## Exercise requirements
Reproduce verbatim the lines of the data that start with the line containing "end-mark-icon — [748, 376, 766, 394]" and continue through the line containing "body-text-line: discovered and", including both of those lines.

|---|

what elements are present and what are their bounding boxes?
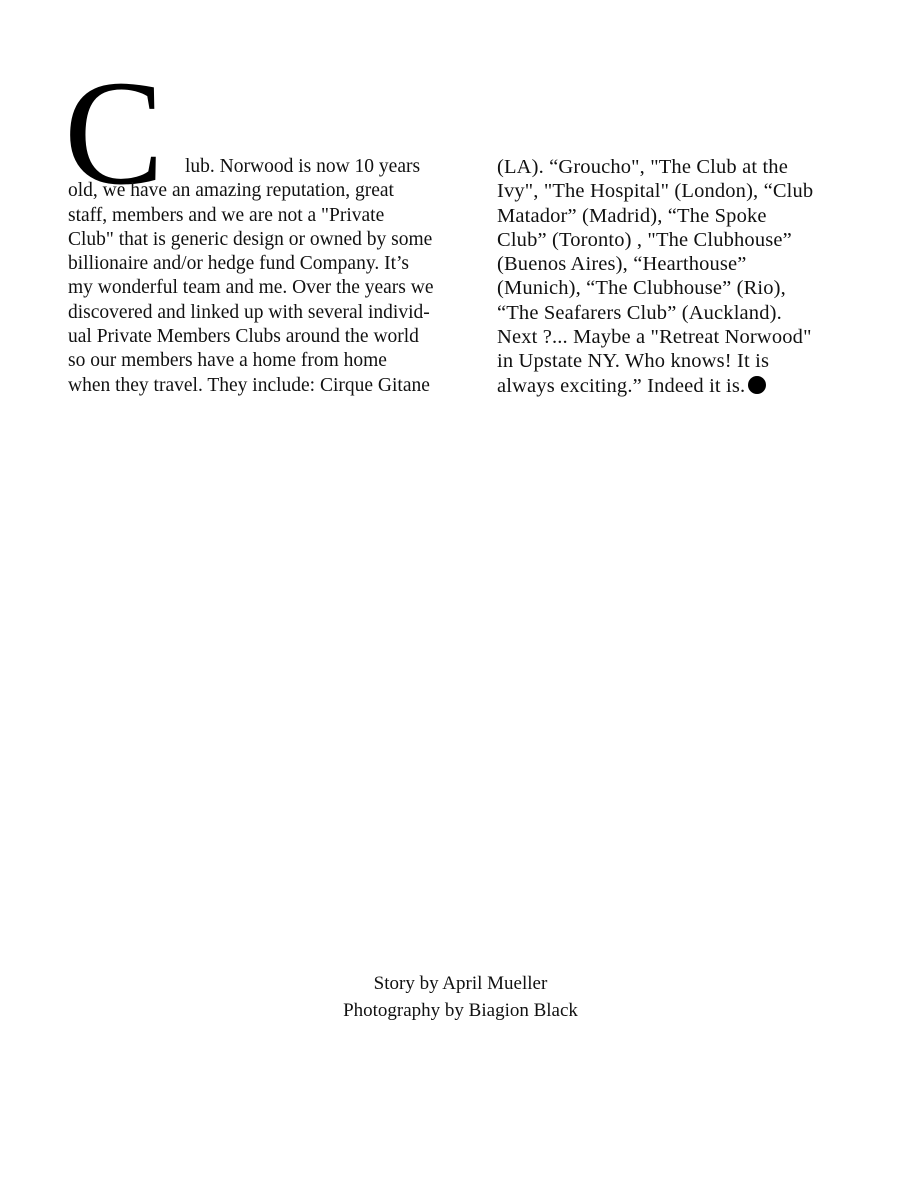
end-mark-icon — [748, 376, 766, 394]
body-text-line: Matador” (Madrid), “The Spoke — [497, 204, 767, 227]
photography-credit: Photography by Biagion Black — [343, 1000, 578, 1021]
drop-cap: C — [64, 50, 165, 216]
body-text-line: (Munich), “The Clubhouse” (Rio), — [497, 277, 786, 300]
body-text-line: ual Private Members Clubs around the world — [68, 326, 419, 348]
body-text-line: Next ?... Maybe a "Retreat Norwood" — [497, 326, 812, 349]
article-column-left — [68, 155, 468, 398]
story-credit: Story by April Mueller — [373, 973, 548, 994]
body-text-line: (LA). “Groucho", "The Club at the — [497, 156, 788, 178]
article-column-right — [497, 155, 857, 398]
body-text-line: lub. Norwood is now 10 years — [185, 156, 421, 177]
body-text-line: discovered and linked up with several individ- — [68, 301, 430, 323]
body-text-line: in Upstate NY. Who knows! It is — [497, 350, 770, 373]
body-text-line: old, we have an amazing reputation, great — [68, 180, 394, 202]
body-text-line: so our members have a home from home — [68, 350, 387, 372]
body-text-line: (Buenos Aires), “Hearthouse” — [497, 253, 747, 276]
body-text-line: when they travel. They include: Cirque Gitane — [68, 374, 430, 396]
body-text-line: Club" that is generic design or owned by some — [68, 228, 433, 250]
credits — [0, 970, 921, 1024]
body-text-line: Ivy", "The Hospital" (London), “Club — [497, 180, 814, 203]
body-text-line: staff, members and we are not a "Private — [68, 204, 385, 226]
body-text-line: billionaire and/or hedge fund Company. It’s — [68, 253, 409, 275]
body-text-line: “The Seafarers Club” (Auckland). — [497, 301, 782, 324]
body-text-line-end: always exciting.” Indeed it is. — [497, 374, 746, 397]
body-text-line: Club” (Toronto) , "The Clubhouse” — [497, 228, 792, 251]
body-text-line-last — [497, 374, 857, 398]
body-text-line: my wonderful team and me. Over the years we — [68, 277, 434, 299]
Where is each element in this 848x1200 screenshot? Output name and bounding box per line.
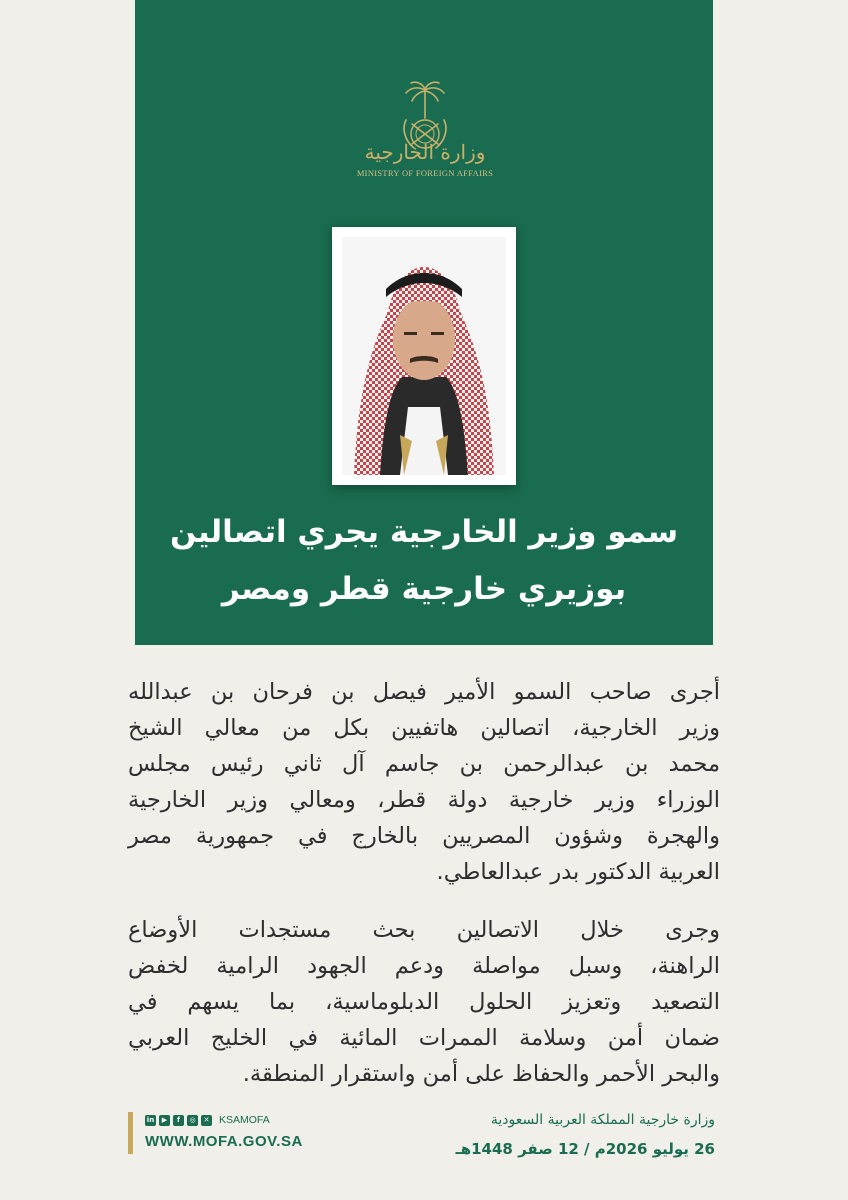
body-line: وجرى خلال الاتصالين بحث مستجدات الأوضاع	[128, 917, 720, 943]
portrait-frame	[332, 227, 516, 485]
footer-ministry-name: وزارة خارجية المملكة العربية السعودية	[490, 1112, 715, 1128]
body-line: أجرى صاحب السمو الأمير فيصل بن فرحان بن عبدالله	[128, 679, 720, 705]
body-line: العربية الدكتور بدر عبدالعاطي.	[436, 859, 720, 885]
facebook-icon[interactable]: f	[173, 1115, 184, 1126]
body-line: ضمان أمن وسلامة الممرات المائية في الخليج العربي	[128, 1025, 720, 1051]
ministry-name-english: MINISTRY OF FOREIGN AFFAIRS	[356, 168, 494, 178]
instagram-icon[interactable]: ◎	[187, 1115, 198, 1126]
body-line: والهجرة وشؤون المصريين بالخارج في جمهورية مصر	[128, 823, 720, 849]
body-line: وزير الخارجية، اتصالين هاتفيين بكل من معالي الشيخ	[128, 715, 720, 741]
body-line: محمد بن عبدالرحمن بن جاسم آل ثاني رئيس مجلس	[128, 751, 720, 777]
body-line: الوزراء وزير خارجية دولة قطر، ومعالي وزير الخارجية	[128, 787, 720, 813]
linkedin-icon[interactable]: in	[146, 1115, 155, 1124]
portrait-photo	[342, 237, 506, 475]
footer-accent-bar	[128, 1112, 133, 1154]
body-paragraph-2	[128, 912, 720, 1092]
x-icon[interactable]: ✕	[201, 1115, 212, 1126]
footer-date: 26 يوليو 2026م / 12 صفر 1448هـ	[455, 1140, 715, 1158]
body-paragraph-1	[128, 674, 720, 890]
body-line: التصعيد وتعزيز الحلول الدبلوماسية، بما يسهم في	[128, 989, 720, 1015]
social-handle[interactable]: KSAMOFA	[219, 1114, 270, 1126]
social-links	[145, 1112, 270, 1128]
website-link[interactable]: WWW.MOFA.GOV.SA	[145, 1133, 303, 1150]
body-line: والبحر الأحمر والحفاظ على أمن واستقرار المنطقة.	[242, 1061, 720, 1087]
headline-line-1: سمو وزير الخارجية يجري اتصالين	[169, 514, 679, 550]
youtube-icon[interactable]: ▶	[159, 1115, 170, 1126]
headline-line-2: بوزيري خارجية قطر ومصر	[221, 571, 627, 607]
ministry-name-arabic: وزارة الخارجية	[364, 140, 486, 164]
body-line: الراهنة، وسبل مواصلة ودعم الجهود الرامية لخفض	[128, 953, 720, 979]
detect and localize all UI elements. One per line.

|---|

## Task response
end-mark-icon — [748, 376, 766, 394]
body-text-line: Matador” (Madrid), “The Spoke — [497, 204, 767, 227]
photography-credit: Photography by Biagion Black — [343, 1000, 578, 1021]
drop-cap: C — [64, 50, 165, 216]
body-text-line: (Munich), “The Clubhouse” (Rio), — [497, 277, 786, 300]
body-text-line: ual Private Members Clubs around the world — [68, 326, 419, 348]
body-text-line: Next ?... Maybe a "Retreat Norwood" — [497, 326, 812, 349]
article-column-left — [68, 155, 468, 398]
story-credit: Story by April Mueller — [373, 973, 548, 994]
body-text-line: (LA). “Groucho", "The Club at the — [497, 156, 788, 178]
article-column-right — [497, 155, 857, 398]
body-text-line: lub. Norwood is now 10 years — [185, 156, 421, 177]
body-text-line: discovered and linked up with several individ- — [68, 301, 430, 323]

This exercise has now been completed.